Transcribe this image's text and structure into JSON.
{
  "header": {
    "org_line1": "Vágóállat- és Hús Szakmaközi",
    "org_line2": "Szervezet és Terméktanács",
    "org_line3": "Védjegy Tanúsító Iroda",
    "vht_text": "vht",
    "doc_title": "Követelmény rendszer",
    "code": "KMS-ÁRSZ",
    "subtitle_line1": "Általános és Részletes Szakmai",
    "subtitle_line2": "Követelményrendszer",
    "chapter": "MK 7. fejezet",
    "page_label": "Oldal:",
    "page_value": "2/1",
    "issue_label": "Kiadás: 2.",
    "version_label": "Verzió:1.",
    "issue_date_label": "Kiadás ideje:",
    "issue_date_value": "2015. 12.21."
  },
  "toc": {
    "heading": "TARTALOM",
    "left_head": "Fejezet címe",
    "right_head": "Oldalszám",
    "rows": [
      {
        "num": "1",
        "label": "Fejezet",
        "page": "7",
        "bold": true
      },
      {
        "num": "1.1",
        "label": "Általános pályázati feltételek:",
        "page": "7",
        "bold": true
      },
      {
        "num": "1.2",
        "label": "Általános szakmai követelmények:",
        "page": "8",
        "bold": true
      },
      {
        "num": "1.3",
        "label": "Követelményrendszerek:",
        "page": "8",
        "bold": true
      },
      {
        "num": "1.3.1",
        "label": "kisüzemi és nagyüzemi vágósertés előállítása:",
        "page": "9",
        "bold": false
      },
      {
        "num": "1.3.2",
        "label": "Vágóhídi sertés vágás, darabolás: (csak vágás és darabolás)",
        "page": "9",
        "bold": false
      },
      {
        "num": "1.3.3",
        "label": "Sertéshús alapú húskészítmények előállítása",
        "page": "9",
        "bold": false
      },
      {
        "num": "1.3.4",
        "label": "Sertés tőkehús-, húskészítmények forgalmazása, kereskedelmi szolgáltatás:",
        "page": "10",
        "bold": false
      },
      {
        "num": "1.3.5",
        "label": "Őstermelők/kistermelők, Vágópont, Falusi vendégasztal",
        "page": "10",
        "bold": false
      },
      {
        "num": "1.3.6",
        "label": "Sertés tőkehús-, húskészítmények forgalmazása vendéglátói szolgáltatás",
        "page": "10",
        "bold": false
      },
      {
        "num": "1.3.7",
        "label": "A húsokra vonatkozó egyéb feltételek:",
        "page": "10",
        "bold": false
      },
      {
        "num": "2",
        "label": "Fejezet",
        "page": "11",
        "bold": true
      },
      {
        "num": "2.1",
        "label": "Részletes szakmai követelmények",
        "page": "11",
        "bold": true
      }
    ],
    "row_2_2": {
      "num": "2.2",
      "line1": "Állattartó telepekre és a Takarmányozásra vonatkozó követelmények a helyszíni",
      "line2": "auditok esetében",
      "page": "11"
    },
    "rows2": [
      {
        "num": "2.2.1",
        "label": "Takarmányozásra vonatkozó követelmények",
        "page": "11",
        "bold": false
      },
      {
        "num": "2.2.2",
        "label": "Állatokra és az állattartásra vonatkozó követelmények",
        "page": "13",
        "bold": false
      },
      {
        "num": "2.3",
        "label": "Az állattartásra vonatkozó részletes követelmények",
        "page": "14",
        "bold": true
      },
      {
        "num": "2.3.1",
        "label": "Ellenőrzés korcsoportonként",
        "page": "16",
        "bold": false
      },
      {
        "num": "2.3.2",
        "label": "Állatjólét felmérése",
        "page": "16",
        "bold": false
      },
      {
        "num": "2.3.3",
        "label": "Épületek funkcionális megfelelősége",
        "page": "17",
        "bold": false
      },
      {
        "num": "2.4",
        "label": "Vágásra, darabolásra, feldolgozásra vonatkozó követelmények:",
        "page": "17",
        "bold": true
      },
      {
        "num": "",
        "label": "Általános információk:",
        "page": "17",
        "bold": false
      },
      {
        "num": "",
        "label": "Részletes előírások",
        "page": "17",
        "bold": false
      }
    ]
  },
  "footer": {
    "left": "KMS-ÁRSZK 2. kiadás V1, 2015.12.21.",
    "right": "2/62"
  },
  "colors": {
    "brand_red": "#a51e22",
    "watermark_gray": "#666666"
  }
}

::::

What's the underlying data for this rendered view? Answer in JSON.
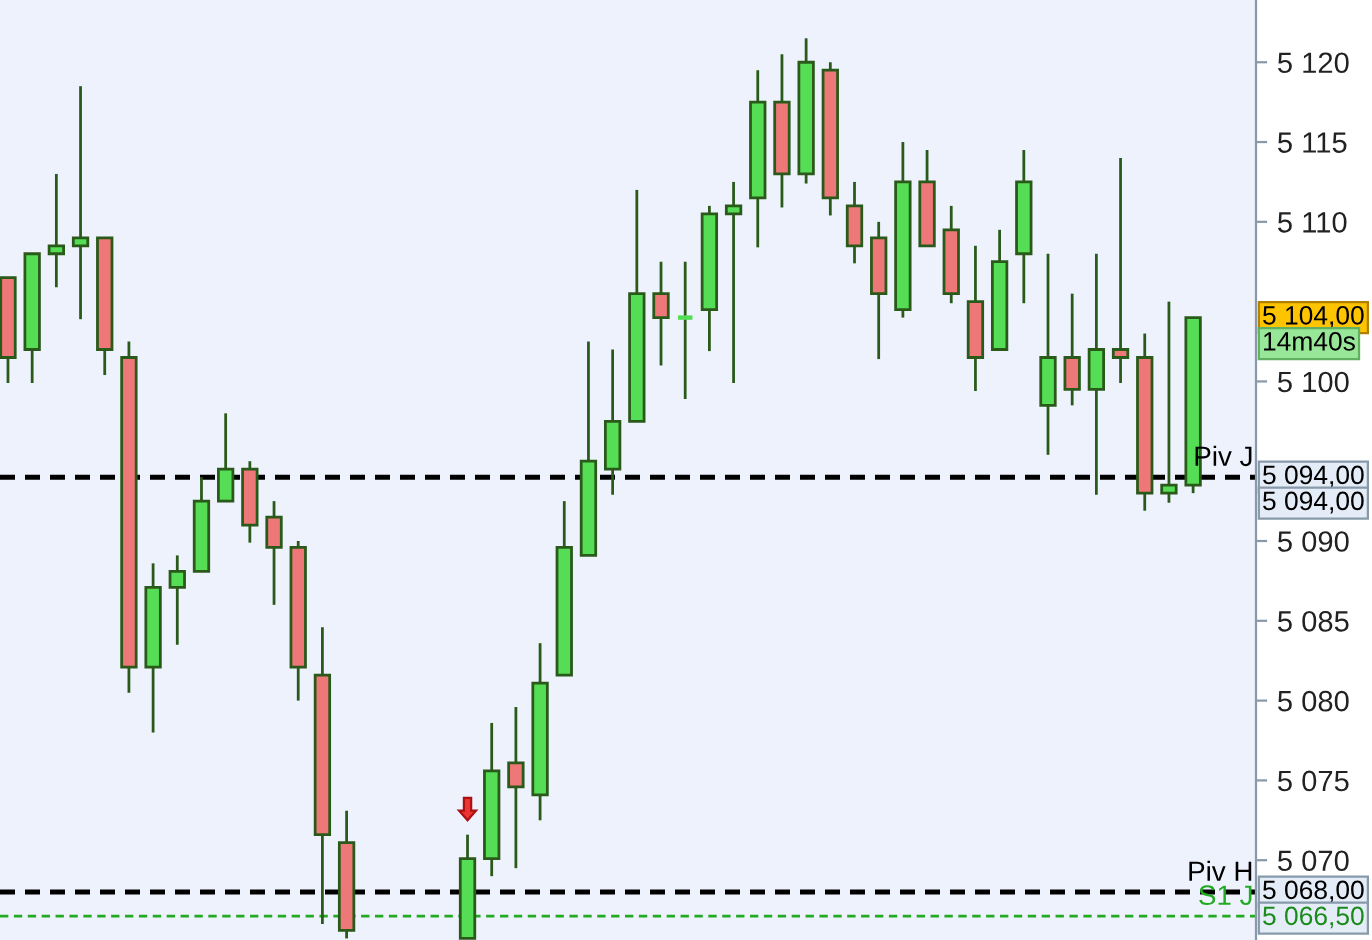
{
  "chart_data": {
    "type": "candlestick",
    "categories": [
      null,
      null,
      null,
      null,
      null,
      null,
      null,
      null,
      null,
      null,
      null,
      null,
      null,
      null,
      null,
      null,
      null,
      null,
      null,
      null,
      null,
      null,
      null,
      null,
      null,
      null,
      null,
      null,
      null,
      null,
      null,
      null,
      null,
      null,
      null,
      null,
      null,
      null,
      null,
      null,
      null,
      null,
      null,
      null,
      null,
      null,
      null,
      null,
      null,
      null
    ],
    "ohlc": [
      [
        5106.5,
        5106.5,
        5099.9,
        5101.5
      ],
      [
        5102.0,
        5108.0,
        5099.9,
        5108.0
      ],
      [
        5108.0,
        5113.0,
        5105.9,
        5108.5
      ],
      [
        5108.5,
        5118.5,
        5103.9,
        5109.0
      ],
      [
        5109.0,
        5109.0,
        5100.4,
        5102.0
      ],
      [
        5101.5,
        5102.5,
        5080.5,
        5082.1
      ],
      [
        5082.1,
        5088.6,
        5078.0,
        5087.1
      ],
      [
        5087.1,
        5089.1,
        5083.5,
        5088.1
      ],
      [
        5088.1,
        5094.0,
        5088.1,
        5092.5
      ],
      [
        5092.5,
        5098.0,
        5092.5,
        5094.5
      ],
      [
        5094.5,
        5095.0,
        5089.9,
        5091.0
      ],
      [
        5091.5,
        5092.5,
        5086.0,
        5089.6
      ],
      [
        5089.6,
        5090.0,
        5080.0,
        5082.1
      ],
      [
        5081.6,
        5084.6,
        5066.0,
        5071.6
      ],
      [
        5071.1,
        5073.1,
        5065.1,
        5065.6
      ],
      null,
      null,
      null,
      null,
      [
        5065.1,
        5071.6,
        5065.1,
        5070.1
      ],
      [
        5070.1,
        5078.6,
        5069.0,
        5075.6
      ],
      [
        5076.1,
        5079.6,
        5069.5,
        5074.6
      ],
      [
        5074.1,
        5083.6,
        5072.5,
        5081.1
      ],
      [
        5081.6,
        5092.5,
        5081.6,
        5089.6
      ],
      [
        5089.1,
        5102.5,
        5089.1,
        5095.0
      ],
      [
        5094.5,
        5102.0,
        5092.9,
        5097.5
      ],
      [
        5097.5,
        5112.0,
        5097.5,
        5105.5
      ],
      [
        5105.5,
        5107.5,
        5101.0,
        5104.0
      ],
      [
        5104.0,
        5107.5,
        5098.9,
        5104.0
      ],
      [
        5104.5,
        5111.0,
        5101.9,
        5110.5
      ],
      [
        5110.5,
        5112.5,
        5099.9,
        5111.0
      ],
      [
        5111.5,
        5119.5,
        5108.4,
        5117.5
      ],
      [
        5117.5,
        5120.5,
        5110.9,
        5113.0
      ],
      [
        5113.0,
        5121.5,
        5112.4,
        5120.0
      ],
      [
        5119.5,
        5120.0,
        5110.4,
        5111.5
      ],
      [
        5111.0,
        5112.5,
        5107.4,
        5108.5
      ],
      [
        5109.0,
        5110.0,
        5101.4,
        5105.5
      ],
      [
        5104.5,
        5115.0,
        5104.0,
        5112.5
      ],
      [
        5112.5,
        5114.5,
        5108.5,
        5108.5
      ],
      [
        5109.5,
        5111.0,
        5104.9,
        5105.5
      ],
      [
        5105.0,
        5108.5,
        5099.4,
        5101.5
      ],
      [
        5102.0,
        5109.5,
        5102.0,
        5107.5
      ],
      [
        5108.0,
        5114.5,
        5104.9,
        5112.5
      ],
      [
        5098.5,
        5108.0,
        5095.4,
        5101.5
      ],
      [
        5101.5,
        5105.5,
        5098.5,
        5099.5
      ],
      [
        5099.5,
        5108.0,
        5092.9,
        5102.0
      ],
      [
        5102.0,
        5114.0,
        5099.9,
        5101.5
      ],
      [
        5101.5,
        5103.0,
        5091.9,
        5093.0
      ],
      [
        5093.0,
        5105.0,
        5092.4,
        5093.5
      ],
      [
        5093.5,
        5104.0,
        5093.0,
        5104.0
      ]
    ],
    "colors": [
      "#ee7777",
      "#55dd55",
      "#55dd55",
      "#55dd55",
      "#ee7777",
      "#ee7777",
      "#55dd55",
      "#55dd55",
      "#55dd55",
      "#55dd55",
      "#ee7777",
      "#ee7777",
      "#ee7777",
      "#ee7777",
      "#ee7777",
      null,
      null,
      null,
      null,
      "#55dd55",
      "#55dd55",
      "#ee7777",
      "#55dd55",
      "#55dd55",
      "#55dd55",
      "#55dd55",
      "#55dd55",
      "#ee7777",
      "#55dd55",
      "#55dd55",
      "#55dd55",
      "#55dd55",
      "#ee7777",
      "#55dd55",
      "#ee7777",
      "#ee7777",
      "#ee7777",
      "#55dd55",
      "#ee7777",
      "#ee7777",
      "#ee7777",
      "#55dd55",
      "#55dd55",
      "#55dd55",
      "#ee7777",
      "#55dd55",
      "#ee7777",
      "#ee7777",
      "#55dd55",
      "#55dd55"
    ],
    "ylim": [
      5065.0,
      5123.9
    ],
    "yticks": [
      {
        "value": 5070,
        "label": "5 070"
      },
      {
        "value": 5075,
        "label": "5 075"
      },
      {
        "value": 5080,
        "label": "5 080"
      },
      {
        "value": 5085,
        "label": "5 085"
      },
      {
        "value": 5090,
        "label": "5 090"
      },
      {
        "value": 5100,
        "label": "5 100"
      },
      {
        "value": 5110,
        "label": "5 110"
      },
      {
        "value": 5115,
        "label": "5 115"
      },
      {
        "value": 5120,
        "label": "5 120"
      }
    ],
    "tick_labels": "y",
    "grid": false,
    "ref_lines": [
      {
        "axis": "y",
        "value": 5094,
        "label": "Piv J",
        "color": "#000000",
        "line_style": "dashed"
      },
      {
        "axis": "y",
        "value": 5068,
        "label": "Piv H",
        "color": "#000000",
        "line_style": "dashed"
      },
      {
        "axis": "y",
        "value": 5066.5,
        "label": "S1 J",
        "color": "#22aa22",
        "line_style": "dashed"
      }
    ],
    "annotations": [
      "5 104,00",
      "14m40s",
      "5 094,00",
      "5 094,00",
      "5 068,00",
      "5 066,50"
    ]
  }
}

::::

## What to do
Among the entries, how many lines include the word "tőkehús"? Answer with a single number and nothing further.

## Task output
2